:: Exercise materials ::

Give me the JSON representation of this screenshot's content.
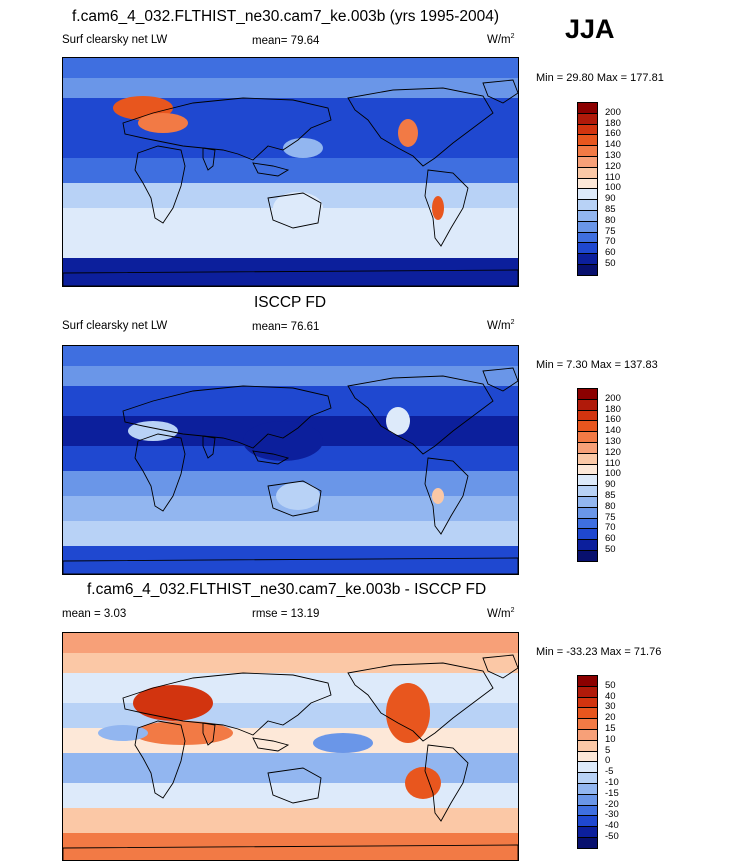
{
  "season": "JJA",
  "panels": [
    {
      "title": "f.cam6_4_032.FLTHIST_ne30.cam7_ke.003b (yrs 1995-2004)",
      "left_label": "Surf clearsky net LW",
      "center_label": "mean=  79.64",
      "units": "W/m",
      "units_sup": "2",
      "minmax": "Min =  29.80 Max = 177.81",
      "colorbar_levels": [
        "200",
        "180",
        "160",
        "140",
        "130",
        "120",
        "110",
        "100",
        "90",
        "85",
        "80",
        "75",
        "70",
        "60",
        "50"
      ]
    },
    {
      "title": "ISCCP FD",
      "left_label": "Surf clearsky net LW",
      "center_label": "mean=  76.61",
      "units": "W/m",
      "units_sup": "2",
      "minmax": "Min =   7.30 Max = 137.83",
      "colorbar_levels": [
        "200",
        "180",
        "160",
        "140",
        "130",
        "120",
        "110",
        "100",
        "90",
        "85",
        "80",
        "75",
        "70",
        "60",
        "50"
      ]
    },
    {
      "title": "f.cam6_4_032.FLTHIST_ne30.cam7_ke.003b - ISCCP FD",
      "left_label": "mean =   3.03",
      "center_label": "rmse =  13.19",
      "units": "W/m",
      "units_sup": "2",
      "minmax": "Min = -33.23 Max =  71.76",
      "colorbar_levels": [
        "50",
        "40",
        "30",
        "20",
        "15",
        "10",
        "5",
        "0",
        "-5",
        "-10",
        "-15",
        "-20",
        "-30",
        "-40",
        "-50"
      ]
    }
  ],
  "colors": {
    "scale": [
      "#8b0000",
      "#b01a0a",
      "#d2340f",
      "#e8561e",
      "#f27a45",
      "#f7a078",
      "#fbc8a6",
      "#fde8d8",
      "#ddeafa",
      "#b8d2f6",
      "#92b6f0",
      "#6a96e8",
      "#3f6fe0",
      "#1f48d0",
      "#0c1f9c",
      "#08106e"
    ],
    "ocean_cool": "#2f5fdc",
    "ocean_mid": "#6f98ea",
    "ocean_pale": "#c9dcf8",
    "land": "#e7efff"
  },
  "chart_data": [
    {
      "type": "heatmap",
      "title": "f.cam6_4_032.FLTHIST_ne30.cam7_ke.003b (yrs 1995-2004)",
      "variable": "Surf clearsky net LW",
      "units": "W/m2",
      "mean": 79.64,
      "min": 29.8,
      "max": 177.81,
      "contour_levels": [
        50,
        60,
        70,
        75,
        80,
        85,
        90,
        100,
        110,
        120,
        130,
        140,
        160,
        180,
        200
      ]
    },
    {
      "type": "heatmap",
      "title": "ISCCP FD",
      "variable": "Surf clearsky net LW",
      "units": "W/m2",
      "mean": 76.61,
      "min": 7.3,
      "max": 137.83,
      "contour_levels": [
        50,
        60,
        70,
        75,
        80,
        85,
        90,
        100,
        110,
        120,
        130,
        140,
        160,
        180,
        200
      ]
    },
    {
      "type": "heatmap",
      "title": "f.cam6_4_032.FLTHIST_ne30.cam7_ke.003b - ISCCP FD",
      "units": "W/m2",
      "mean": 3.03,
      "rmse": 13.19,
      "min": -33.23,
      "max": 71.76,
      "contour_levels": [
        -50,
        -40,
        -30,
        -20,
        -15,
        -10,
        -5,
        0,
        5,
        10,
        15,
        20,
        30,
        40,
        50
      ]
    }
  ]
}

:::

> **The exercise**:
Write out the entries again, exactly as given, skipping any images.

> **Solution to the exercise**:
Give me the JSON representation of this screenshot's content.
{
  "season": "JJA",
  "panels": [
    {
      "title": "f.cam6_4_032.FLTHIST_ne30.cam7_ke.003b (yrs 1995-2004)",
      "left_label": "Surf clearsky net LW",
      "center_label": "mean=  79.64",
      "units": "W/m",
      "units_sup": "2",
      "minmax": "Min =  29.80 Max = 177.81",
      "colorbar_levels": [
        "200",
        "180",
        "160",
        "140",
        "130",
        "120",
        "110",
        "100",
        "90",
        "85",
        "80",
        "75",
        "70",
        "60",
        "50"
      ]
    },
    {
      "title": "ISCCP FD",
      "left_label": "Surf clearsky net LW",
      "center_label": "mean=  76.61",
      "units": "W/m",
      "units_sup": "2",
      "minmax": "Min =   7.30 Max = 137.83",
      "colorbar_levels": [
        "200",
        "180",
        "160",
        "140",
        "130",
        "120",
        "110",
        "100",
        "90",
        "85",
        "80",
        "75",
        "70",
        "60",
        "50"
      ]
    },
    {
      "title": "f.cam6_4_032.FLTHIST_ne30.cam7_ke.003b - ISCCP FD",
      "left_label": "mean =   3.03",
      "center_label": "rmse =  13.19",
      "units": "W/m",
      "units_sup": "2",
      "minmax": "Min = -33.23 Max =  71.76",
      "colorbar_levels": [
        "50",
        "40",
        "30",
        "20",
        "15",
        "10",
        "5",
        "0",
        "-5",
        "-10",
        "-15",
        "-20",
        "-30",
        "-40",
        "-50"
      ]
    }
  ],
  "colors": {
    "scale": [
      "#8b0000",
      "#b01a0a",
      "#d2340f",
      "#e8561e",
      "#f27a45",
      "#f7a078",
      "#fbc8a6",
      "#fde8d8",
      "#ddeafa",
      "#b8d2f6",
      "#92b6f0",
      "#6a96e8",
      "#3f6fe0",
      "#1f48d0",
      "#0c1f9c",
      "#08106e"
    ],
    "ocean_cool": "#2f5fdc",
    "ocean_mid": "#6f98ea",
    "ocean_pale": "#c9dcf8",
    "land": "#e7efff"
  },
  "chart_data": [
    {
      "type": "heatmap",
      "title": "f.cam6_4_032.FLTHIST_ne30.cam7_ke.003b (yrs 1995-2004)",
      "variable": "Surf clearsky net LW",
      "units": "W/m2",
      "mean": 79.64,
      "min": 29.8,
      "max": 177.81,
      "contour_levels": [
        50,
        60,
        70,
        75,
        80,
        85,
        90,
        100,
        110,
        120,
        130,
        140,
        160,
        180,
        200
      ]
    },
    {
      "type": "heatmap",
      "title": "ISCCP FD",
      "variable": "Surf clearsky net LW",
      "units": "W/m2",
      "mean": 76.61,
      "min": 7.3,
      "max": 137.83,
      "contour_levels": [
        50,
        60,
        70,
        75,
        80,
        85,
        90,
        100,
        110,
        120,
        130,
        140,
        160,
        180,
        200
      ]
    },
    {
      "type": "heatmap",
      "title": "f.cam6_4_032.FLTHIST_ne30.cam7_ke.003b - ISCCP FD",
      "units": "W/m2",
      "mean": 3.03,
      "rmse": 13.19,
      "min": -33.23,
      "max": 71.76,
      "contour_levels": [
        -50,
        -40,
        -30,
        -20,
        -15,
        -10,
        -5,
        0,
        5,
        10,
        15,
        20,
        30,
        40,
        50
      ]
    }
  ]
}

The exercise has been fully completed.